» Stated problem
Reproduce the listing below, renaming every "wind-panel-x-tick-label" to "wind-x-axis-label" and leaving everything else unchanged. Omit the pictures from your copy.

» Saved entries
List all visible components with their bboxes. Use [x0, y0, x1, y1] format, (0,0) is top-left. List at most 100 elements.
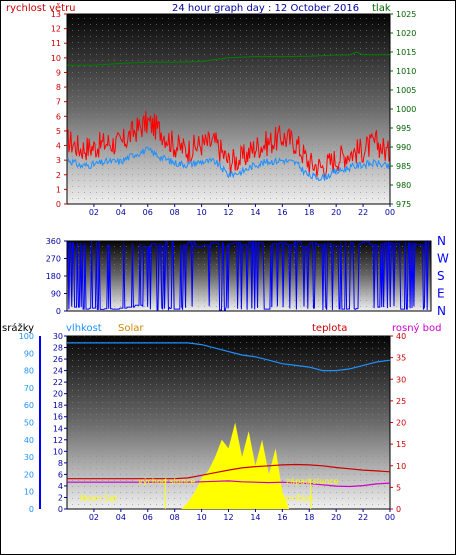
- wind-y-tick-label: 3: [56, 156, 61, 165]
- humidity-label: vlhkost: [66, 323, 102, 334]
- rain-y-tick-label: 60: [24, 401, 34, 410]
- pressure-line: [67, 51, 390, 66]
- wind-panel-x-tick-label: 06: [143, 208, 153, 217]
- climate-panel-x-tick-label: 10: [196, 513, 206, 522]
- wind-speed-label: rychlost větru: [6, 2, 76, 14]
- temperature-y-tick-label: 35: [396, 354, 406, 363]
- wind-panel-x-tick-label: 02: [89, 208, 99, 217]
- temperature-y-tick-label: 0: [396, 505, 401, 514]
- temperature-label: teplota: [312, 323, 347, 334]
- humidity-y-tick-label: 30: [53, 332, 63, 341]
- wind-panel-x-tick-label: 20: [331, 208, 341, 217]
- wind-panel-x-tick-label: 04: [116, 208, 126, 217]
- wind-direction-line: [67, 240, 431, 312]
- wind-y-tick-label: 1: [56, 185, 61, 194]
- temperature-y-tick-label: 5: [396, 483, 401, 492]
- temperature-y-tick-label: 20: [396, 419, 406, 428]
- compass-label: N: [437, 304, 446, 318]
- compass-label: W: [437, 252, 449, 266]
- moon-rise-label: Moon Rise: [272, 494, 313, 503]
- climate-panel-x-tick-label: 14: [250, 513, 260, 522]
- direction-y-tick-label: 0: [56, 307, 61, 316]
- direction-y-tick-label: 180: [46, 272, 61, 281]
- pressure-label: tlak: [372, 3, 391, 14]
- wind-panel-x-tick-label: 00: [385, 208, 395, 217]
- pressure-y-tick-label: 1020: [396, 29, 416, 38]
- rain-y-tick-label: 20: [24, 470, 34, 479]
- climate-panel-x-tick-label: 00: [385, 513, 395, 522]
- wind-average-line: [66, 146, 390, 182]
- wind-panel-x-tick-label: 10: [196, 208, 206, 217]
- humidity-y-tick-label: 22: [53, 378, 63, 387]
- humidity-y-tick-label: 20: [53, 390, 63, 399]
- rain-label: srážky: [2, 322, 34, 334]
- pressure-y-tick-label: 985: [396, 162, 411, 171]
- temperature-line: [67, 463, 391, 480]
- wind-gust-line: [66, 110, 390, 181]
- pressure-y-tick-label: 1005: [396, 86, 416, 95]
- temperature-y-tick-label: 25: [396, 397, 406, 406]
- climate-panel-x-tick-label: 08: [170, 513, 180, 522]
- humidity-y-tick-label: 8: [58, 459, 63, 468]
- temperature-y-tick-label: 40: [396, 332, 406, 341]
- wind-y-tick-label: 2: [56, 171, 61, 180]
- direction-y-tick-label: 90: [51, 290, 61, 299]
- chart-title: 24 hour graph day : 12 October 2016: [172, 3, 359, 14]
- solar-label: Solar: [118, 323, 144, 334]
- pressure-y-tick-label: 1025: [396, 10, 416, 19]
- wind-panel-x-tick-label: 08: [170, 208, 180, 217]
- wind-y-tick-label: 0: [56, 200, 61, 209]
- humidity-y-tick-label: 16: [53, 413, 63, 422]
- humidity-y-tick-label: 18: [53, 401, 63, 410]
- wind-y-tick-label: 6: [56, 112, 61, 121]
- pressure-y-tick-label: 995: [396, 124, 411, 133]
- direction-panel-grid: [67, 241, 431, 311]
- humidity-y-tick-label: 24: [53, 367, 63, 376]
- wind-y-tick-label: 12: [51, 25, 61, 34]
- climate-panel-x-tick-label: 02: [89, 513, 99, 522]
- pressure-y-tick-label: 1000: [396, 105, 416, 114]
- rain-y-tick-label: 30: [24, 453, 34, 462]
- climate-panel-x-tick-label: 18: [304, 513, 314, 522]
- rain-y-tick-label: 0: [29, 505, 34, 514]
- wind-y-tick-label: 9: [56, 68, 61, 77]
- compass-label: E: [437, 287, 445, 301]
- humidity-y-tick-label: 14: [53, 424, 63, 433]
- rain-y-tick-label: 90: [24, 349, 34, 358]
- rain-y-tick-label: 50: [24, 419, 34, 428]
- temperature-y-tick-label: 30: [396, 375, 406, 384]
- wind-panel-x-tick-label: 16: [277, 208, 287, 217]
- humidity-y-tick-label: 28: [53, 344, 63, 353]
- humidity-y-tick-label: 4: [58, 482, 63, 491]
- rain-y-tick-label: 40: [24, 436, 34, 445]
- direction-y-tick-label: 360: [46, 237, 61, 246]
- climate-panel-x-tick-label: 06: [143, 513, 153, 522]
- humidity-y-tick-label: 0: [58, 505, 63, 514]
- rain-y-tick-label: 70: [24, 384, 34, 393]
- climate-panel-x-tick-label: 04: [116, 513, 126, 522]
- rain-y-tick-label: 100: [19, 332, 34, 341]
- rain-y-tick-label: 80: [24, 367, 34, 376]
- pressure-y-tick-label: 975: [396, 200, 411, 209]
- direction-y-tick-label: 270: [46, 255, 61, 264]
- wind-panel-x-tick-label: 12: [223, 208, 233, 217]
- solar-area: [181, 422, 290, 509]
- compass-label: N: [437, 234, 446, 248]
- climate-panel-x-tick-label: 16: [277, 513, 287, 522]
- wind-y-tick-label: 13: [51, 10, 61, 19]
- humidity-y-tick-label: 12: [53, 436, 63, 445]
- humidity-line: [67, 342, 391, 372]
- pressure-y-tick-label: 990: [396, 143, 411, 152]
- wind-panel-x-tick-label: 22: [358, 208, 368, 217]
- wind-panel-grid: [67, 14, 390, 204]
- sunrise-label: východ slunce: [138, 477, 195, 486]
- wind-y-tick-label: 5: [56, 127, 61, 136]
- wind-panel-x-tick-label: 14: [250, 208, 260, 217]
- dew-point-line: [67, 480, 391, 488]
- pressure-y-tick-label: 980: [396, 181, 411, 190]
- temperature-y-tick-label: 10: [396, 462, 406, 471]
- humidity-y-tick-label: 26: [53, 355, 63, 364]
- humidity-y-tick-label: 6: [58, 470, 63, 479]
- temperature-y-tick-label: 15: [396, 440, 406, 449]
- wind-y-tick-label: 7: [56, 98, 61, 107]
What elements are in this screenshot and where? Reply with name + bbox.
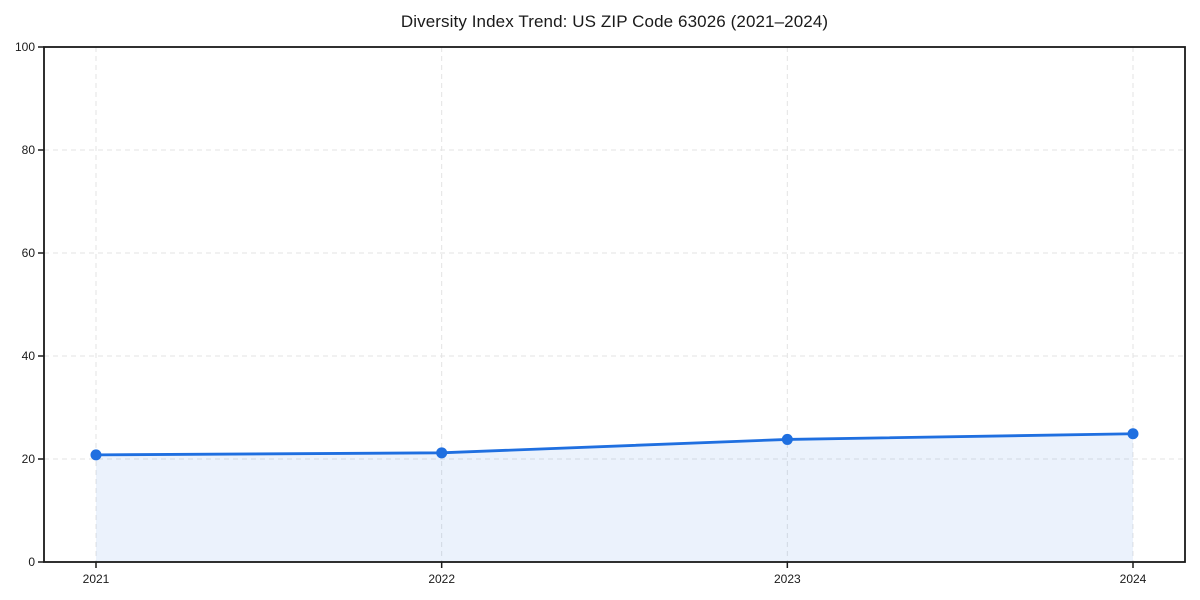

» Answer for the task
List all visible components with their bboxes. Use [x0, y0, x1, y1] format, (0,0) is top-left. List at most 100 elements.
- wind-y-tick-label: 3: [56, 156, 61, 165]
- humidity-label: vlhkost: [66, 323, 102, 334]
- rain-y-tick-label: 60: [24, 401, 34, 410]
- pressure-line: [67, 51, 390, 66]
- wind-x-axis-label: 06: [143, 208, 153, 217]
- climate-panel-x-tick-label: 10: [196, 513, 206, 522]
- wind-speed-label: rychlost větru: [6, 2, 76, 14]
- temperature-y-tick-label: 35: [396, 354, 406, 363]
- wind-x-axis-label: 02: [89, 208, 99, 217]
- temperature-y-tick-label: 0: [396, 505, 401, 514]
- temperature-label: teplota: [312, 323, 347, 334]
- humidity-y-tick-label: 30: [53, 332, 63, 341]
- wind-x-axis-label: 20: [331, 208, 341, 217]
- wind-x-axis-label: 04: [116, 208, 126, 217]
- wind-direction-line: [67, 240, 431, 312]
- wind-y-tick-label: 1: [56, 185, 61, 194]
- temperature-y-tick-label: 5: [396, 483, 401, 492]
- temperature-y-tick-label: 20: [396, 419, 406, 428]
- compass-label: N: [437, 304, 446, 318]
- compass-label: W: [437, 252, 449, 266]
- moon-rise-label: Moon Rise: [272, 494, 313, 503]
- climate-panel-x-tick-label: 14: [250, 513, 260, 522]
- direction-y-tick-label: 0: [56, 307, 61, 316]
- direction-y-tick-label: 180: [46, 272, 61, 281]
- pressure-label: tlak: [372, 3, 391, 14]
- wind-x-axis-label: 00: [385, 208, 395, 217]
- pressure-y-tick-label: 1020: [396, 29, 416, 38]
- rain-y-tick-label: 20: [24, 470, 34, 479]
- climate-panel-x-tick-label: 00: [385, 513, 395, 522]
- wind-average-line: [66, 146, 390, 182]
- wind-x-axis-label: 10: [196, 208, 206, 217]
- humidity-y-tick-label: 22: [53, 378, 63, 387]
- humidity-y-tick-label: 20: [53, 390, 63, 399]
- rain-label: srážky: [2, 322, 34, 334]
- pressure-y-tick-label: 985: [396, 162, 411, 171]
- temperature-line: [67, 463, 391, 480]
- wind-gust-line: [66, 110, 390, 181]
- pressure-y-tick-label: 1005: [396, 86, 416, 95]
- temperature-y-tick-label: 25: [396, 397, 406, 406]
- climate-panel-x-tick-label: 08: [170, 513, 180, 522]
- humidity-y-tick-label: 8: [58, 459, 63, 468]
- temperature-y-tick-label: 40: [396, 332, 406, 341]
- wind-y-tick-label: 2: [56, 171, 61, 180]
- direction-y-tick-label: 90: [51, 290, 61, 299]
- chart-title: 24 hour graph day : 12 October 2016: [172, 3, 359, 14]
- solar-label: Solar: [118, 323, 144, 334]
- pressure-y-tick-label: 1025: [396, 10, 416, 19]
- wind-x-axis-label: 08: [170, 208, 180, 217]
- wind-y-tick-label: 0: [56, 200, 61, 209]
- humidity-y-tick-label: 16: [53, 413, 63, 422]
- humidity-y-tick-label: 18: [53, 401, 63, 410]
- wind-y-tick-label: 6: [56, 112, 61, 121]
- pressure-y-tick-label: 995: [396, 124, 411, 133]
- direction-panel-grid: [67, 241, 431, 311]
- humidity-y-tick-label: 24: [53, 367, 63, 376]
- wind-y-tick-label: 12: [51, 25, 61, 34]
- climate-panel-x-tick-label: 02: [89, 513, 99, 522]
- pressure-y-tick-label: 1000: [396, 105, 416, 114]
- rain-y-tick-label: 30: [24, 453, 34, 462]
- climate-panel-x-tick-label: 18: [304, 513, 314, 522]
- rain-y-tick-label: 0: [29, 505, 34, 514]
- wind-y-tick-label: 9: [56, 68, 61, 77]
- compass-label: E: [437, 287, 445, 301]
- humidity-y-tick-label: 14: [53, 424, 63, 433]
- rain-y-tick-label: 90: [24, 349, 34, 358]
- rain-y-tick-label: 50: [24, 419, 34, 428]
- temperature-y-tick-label: 30: [396, 375, 406, 384]
- wind-x-axis-label: 16: [277, 208, 287, 217]
- humidity-y-tick-label: 28: [53, 344, 63, 353]
- humidity-y-tick-label: 4: [58, 482, 63, 491]
- rain-y-tick-label: 40: [24, 436, 34, 445]
- direction-y-tick-label: 360: [46, 237, 61, 246]
- climate-panel-x-tick-label: 06: [143, 513, 153, 522]
- humidity-y-tick-label: 0: [58, 505, 63, 514]
- rain-y-tick-label: 70: [24, 384, 34, 393]
- climate-panel-x-tick-label: 04: [116, 513, 126, 522]
- rain-y-tick-label: 100: [19, 332, 34, 341]
- rain-y-tick-label: 80: [24, 367, 34, 376]
- pressure-y-tick-label: 975: [396, 200, 411, 209]
- direction-y-tick-label: 270: [46, 255, 61, 264]
- wind-x-axis-label: 12: [223, 208, 233, 217]
- solar-area: [181, 422, 290, 509]
- compass-label: N: [437, 234, 446, 248]
- climate-panel-x-tick-label: 16: [277, 513, 287, 522]
- wind-y-tick-label: 13: [51, 10, 61, 19]
- humidity-y-tick-label: 12: [53, 436, 63, 445]
- humidity-line: [67, 342, 391, 372]
- pressure-y-tick-label: 990: [396, 143, 411, 152]
- wind-x-axis-label: 22: [358, 208, 368, 217]
- wind-panel-grid: [67, 14, 390, 204]
- sunrise-label: východ slunce: [138, 477, 195, 486]
- wind-y-tick-label: 5: [56, 127, 61, 136]
- wind-x-axis-label: 14: [250, 208, 260, 217]
- dew-point-line: [67, 480, 391, 488]
- pressure-y-tick-label: 980: [396, 181, 411, 190]
- temperature-y-tick-label: 10: [396, 462, 406, 471]
- humidity-y-tick-label: 26: [53, 355, 63, 364]
- humidity-y-tick-label: 6: [58, 470, 63, 479]
- temperature-y-tick-label: 15: [396, 440, 406, 449]
- wind-y-tick-label: 7: [56, 98, 61, 107]
What elements are in this screenshot and where? Reply with name + bbox.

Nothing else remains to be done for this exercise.